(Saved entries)
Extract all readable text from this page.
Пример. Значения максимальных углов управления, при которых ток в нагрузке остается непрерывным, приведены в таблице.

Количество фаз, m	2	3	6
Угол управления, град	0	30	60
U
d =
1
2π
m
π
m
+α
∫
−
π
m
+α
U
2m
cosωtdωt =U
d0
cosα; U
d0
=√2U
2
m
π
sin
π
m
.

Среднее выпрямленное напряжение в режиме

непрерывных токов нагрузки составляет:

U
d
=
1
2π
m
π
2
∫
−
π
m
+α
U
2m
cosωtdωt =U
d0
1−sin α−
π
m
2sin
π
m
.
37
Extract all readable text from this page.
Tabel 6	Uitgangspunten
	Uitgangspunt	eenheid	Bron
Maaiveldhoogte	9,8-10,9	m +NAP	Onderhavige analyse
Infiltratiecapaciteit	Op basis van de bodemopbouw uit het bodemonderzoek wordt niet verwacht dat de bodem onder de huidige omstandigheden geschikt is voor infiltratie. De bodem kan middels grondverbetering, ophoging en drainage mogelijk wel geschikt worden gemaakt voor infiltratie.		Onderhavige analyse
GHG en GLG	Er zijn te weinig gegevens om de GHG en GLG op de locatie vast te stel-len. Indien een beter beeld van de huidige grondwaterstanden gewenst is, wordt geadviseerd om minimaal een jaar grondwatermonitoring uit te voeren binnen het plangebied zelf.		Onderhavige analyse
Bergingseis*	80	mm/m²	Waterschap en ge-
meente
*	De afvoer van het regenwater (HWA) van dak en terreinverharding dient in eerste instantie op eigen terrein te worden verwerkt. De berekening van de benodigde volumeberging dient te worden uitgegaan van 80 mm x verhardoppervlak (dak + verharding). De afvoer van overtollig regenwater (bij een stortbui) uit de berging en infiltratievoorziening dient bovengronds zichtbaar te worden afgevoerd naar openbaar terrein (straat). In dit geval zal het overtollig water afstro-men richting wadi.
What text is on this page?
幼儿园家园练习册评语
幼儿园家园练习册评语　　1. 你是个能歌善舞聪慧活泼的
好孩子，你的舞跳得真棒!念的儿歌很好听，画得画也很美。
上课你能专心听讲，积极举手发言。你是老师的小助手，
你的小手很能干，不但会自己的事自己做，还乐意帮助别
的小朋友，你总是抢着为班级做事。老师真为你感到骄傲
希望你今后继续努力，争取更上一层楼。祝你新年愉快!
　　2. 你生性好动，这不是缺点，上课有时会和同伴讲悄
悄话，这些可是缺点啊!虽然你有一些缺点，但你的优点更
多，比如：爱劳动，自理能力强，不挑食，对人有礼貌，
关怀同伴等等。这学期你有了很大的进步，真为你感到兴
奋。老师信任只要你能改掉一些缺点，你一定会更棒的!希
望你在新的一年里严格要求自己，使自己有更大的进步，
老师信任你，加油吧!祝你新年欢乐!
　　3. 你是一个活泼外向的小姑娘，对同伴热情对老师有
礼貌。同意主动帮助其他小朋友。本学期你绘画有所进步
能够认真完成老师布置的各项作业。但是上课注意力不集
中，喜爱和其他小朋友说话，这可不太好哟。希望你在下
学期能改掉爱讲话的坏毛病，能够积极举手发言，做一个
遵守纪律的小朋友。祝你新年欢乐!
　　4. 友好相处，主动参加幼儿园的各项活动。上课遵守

◆ What to do:
Every line above should be retyped exactly as given.

◆ Task result:
Extract all readable text from this page.
Пример. Значения максимальных углов управления, при которых ток в нагрузке остается непрерывным, приведены в таблице.

Количество фаз, m	2	3	6
Угол управления, град	0	30	60
U
d =
1
2π
m
π
m
+α
∫
−
π
m
+α
U
2m
cosωtdωt =U
d0
cosα; U
d0
=√2U
2
m
π
sin
π
m
.

Среднее выпрямленное напряжение в режиме

непрерывных токов нагрузки составляет:

U
d
=
1
2π
m
π
2
∫
−
π
m
+α
U
2m
cosωtdωt =U
d0
1−sin α−
π
m
2sin
π
m
.
37
Extract all readable text from this page.
Tabel 6	Uitgangspunten
	Uitgangspunt	eenheid	Bron
Maaiveldhoogte	9,8-10,9	m +NAP	Onderhavige analyse
Infiltratiecapaciteit	Op basis van de bodemopbouw uit het bodemonderzoek wordt niet verwacht dat de bodem onder de huidige omstandigheden geschikt is voor infiltratie. De bodem kan middels grondverbetering, ophoging en drainage mogelijk wel geschikt worden gemaakt voor infiltratie.		Onderhavige analyse
GHG en GLG	Er zijn te weinig gegevens om de GHG en GLG op de locatie vast te stel-len. Indien een beter beeld van de huidige grondwaterstanden gewenst is, wordt geadviseerd om minimaal een jaar grondwatermonitoring uit te voeren binnen het plangebied zelf.		Onderhavige analyse
Bergingseis*	80	mm/m²	Waterschap en ge-
meente
*	De afvoer van het regenwater (HWA) van dak en terreinverharding dient in eerste instantie op eigen terrein te worden verwerkt. De berekening van de benodigde volumeberging dient te worden uitgegaan van 80 mm x verhardoppervlak (dak + verharding). De afvoer van overtollig regenwater (bij een stortbui) uit de berging en infiltratievoorziening dient bovengronds zichtbaar te worden afgevoerd naar openbaar terrein (straat). In dit geval zal het overtollig water afstro-men richting wadi.
What text is on this page?
幼儿园家园练习册评语
幼儿园家园练习册评语　　1. 你是个能歌善舞聪慧活泼的
好孩子，你的舞跳得真棒!念的儿歌很好听，画得画也很美。
上课你能专心听讲，积极举手发言。你是老师的小助手，
你的小手很能干，不但会自己的事自己做，还乐意帮助别
的小朋友，你总是抢着为班级做事。老师真为你感到骄傲
希望你今后继续努力，争取更上一层楼。祝你新年愉快!
　　2. 你生性好动，这不是缺点，上课有时会和同伴讲悄
悄话，这些可是缺点啊!虽然你有一些缺点，但你的优点更
多，比如：爱劳动，自理能力强，不挑食，对人有礼貌，
关怀同伴等等。这学期你有了很大的进步，真为你感到兴
奋。老师信任只要你能改掉一些缺点，你一定会更棒的!希
望你在新的一年里严格要求自己，使自己有更大的进步，
老师信任你，加油吧!祝你新年欢乐!
　　3. 你是一个活泼外向的小姑娘，对同伴热情对老师有
礼貌。同意主动帮助其他小朋友。本学期你绘画有所进步
能够认真完成老师布置的各项作业。但是上课注意力不集
中，喜爱和其他小朋友说话，这可不太好哟。希望你在下
学期能改掉爱讲话的坏毛病，能够积极举手发言，做一个
遵守纪律的小朋友。祝你新年欢乐!
　　4. 友好相处，主动参加幼儿园的各项活动。上课遵守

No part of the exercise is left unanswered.